Input data:
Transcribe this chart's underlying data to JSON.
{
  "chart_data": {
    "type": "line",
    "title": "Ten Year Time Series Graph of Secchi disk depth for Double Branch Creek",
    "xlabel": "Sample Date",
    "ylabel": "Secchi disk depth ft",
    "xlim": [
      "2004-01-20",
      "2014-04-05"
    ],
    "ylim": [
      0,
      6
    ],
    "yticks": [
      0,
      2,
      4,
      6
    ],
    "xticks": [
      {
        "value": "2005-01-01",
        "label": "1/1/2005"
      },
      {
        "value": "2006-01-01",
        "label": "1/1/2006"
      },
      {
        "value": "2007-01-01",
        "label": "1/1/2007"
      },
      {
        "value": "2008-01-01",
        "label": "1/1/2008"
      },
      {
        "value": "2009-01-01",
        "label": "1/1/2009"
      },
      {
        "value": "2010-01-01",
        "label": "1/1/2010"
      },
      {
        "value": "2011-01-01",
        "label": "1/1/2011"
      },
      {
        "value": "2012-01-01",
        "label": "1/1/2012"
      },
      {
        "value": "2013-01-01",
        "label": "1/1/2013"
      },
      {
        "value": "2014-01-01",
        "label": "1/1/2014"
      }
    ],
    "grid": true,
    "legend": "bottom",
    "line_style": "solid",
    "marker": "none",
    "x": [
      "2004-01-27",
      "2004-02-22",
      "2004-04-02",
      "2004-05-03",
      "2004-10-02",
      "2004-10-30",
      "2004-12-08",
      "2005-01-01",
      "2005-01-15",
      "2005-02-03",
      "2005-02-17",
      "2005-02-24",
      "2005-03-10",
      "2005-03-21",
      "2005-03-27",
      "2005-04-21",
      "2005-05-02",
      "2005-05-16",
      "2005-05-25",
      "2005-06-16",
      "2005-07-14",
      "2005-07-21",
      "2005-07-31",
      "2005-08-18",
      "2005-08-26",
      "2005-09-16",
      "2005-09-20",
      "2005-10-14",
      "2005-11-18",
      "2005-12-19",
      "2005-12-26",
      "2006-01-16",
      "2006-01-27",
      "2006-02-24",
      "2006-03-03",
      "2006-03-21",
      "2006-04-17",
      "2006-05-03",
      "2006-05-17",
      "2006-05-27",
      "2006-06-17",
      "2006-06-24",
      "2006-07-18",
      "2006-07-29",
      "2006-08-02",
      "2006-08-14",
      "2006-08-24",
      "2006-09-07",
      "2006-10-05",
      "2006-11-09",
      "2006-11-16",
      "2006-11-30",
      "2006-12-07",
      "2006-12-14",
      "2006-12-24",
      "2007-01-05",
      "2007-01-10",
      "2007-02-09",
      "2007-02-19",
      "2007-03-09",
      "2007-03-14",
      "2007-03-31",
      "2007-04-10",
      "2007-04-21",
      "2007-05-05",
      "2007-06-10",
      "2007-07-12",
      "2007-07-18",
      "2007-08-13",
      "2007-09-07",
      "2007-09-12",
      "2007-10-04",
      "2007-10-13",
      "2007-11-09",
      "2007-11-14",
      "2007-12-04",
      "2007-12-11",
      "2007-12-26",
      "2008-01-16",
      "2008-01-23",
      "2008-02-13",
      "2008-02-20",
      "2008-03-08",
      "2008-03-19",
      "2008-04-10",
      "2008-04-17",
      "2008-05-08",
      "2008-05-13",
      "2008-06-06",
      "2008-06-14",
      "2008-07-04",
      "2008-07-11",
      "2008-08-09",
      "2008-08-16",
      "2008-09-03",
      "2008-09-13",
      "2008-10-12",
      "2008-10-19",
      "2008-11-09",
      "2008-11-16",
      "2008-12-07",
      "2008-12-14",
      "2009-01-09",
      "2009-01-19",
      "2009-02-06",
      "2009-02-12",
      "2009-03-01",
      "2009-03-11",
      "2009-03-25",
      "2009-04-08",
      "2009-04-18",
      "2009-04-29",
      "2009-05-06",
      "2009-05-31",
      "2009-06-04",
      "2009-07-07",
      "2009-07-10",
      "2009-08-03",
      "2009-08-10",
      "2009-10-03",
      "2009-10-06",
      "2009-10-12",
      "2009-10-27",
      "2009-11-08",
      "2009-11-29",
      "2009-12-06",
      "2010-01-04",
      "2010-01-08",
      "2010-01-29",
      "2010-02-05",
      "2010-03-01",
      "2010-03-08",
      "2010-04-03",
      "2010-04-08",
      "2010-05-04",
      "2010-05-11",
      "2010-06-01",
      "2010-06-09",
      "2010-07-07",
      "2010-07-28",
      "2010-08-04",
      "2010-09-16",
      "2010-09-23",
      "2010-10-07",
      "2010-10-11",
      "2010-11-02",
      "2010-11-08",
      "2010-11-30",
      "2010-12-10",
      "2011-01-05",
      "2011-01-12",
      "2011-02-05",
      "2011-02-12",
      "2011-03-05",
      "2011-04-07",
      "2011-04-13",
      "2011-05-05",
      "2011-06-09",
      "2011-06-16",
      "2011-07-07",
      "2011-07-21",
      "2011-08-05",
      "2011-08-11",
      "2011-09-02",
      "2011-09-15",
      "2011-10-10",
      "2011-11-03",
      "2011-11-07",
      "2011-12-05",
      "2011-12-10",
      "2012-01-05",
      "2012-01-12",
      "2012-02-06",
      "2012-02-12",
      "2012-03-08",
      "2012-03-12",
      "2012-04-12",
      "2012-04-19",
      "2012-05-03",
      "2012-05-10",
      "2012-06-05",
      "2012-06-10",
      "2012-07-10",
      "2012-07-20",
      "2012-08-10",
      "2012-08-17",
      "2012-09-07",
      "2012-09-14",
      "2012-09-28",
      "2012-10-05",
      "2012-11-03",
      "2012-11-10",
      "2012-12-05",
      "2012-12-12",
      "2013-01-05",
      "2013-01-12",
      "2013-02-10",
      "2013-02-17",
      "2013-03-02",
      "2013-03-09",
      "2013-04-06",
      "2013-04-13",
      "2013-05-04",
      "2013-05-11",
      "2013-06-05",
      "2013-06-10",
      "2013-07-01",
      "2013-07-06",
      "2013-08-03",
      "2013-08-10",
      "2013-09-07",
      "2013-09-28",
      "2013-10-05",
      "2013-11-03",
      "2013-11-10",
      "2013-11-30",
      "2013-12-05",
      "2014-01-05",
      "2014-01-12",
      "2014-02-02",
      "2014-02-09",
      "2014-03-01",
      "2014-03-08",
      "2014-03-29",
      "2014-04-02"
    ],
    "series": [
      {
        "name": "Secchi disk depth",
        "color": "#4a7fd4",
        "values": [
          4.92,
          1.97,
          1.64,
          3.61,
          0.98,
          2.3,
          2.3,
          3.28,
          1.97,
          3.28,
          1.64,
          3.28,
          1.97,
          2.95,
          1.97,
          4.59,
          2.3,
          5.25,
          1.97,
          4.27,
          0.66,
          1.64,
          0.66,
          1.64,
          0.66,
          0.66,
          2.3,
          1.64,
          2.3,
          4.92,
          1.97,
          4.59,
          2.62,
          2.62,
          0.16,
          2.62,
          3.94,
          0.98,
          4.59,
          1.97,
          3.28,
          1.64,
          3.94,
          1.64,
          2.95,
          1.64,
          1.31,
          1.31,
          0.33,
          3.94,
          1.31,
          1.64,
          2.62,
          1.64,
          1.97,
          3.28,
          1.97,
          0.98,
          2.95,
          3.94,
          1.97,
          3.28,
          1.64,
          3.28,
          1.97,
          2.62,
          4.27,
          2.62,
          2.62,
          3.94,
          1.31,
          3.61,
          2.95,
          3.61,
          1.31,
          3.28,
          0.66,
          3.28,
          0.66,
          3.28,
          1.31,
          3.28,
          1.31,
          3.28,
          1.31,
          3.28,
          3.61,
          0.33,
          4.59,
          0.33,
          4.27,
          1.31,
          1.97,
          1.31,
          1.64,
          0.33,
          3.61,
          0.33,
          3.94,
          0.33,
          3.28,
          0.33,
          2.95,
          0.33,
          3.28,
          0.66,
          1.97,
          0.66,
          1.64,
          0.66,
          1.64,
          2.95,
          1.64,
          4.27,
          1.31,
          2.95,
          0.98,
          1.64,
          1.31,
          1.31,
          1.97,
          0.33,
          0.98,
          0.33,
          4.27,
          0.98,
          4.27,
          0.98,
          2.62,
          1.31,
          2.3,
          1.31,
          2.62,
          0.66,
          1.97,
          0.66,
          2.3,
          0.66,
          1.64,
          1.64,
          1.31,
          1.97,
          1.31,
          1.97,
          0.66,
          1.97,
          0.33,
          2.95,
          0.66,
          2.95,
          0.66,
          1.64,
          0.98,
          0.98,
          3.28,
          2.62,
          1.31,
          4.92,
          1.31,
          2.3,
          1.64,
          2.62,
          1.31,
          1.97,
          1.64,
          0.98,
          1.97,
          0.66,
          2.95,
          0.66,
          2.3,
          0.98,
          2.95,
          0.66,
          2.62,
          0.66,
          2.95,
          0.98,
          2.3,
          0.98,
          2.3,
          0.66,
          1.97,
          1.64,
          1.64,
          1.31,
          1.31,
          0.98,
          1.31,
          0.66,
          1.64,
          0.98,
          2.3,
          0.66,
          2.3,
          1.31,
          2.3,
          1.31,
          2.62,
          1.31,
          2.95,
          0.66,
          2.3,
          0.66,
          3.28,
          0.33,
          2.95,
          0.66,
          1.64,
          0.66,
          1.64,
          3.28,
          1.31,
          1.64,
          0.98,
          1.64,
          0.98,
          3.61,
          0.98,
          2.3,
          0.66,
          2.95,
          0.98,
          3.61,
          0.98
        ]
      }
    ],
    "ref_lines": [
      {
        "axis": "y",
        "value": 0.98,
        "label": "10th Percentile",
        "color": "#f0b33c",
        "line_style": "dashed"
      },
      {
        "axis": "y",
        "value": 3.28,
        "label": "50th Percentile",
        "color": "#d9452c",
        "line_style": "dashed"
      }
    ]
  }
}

Problem details:
Give nothing but the number of lines containing the string "Secchi".

Reply to the task:
3